>> START

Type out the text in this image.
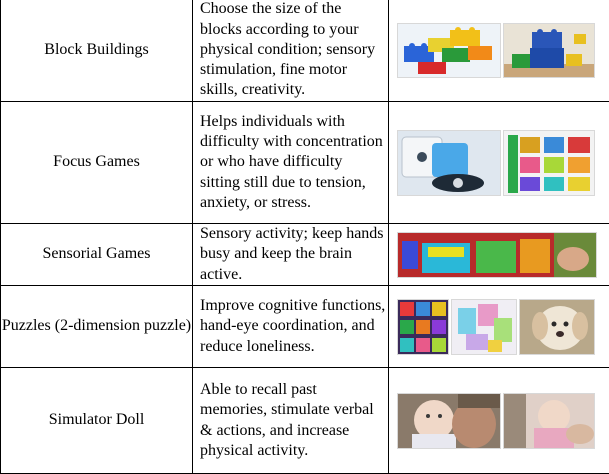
Block Buildings	Choose the size of the blocks according to your physical condition; sensory stimulation, fine motor skills, creativity.	

Focus Games	Helps individuals with difficulty with concentration or who have difficulty sitting still due to tension, anxiety, or stress.	

Sensorial Games	Sensory activity; keep hands busy and keep the brain active.	

Puzzles (2-dimension puzzle)	Improve cognitive functions, hand-eye coordination, and reduce loneliness.	

Simulator Doll	Able to recall past memories, stimulate verbal & actions, and increase physical activity.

>> END

• [EXERCISE TASK] Restate the full listing verbatim and drop every picture.

• [RESULT OF THE EXERCISE]
Type out the text in this image.
Block Buildings	Choose the size of the blocks according to your physical condition; sensory stimulation, fine motor skills, creativity.	

Focus Games	Helps individuals with difficulty with concentration or who have difficulty sitting still due to tension, anxiety, or stress.	

Sensorial Games	Sensory activity; keep hands busy and keep the brain active.	

Puzzles (2-dimension puzzle)	Improve cognitive functions, hand-eye coordination, and reduce loneliness.	

Simulator Doll	Able to recall past memories, stimulate verbal & actions, and increase physical activity.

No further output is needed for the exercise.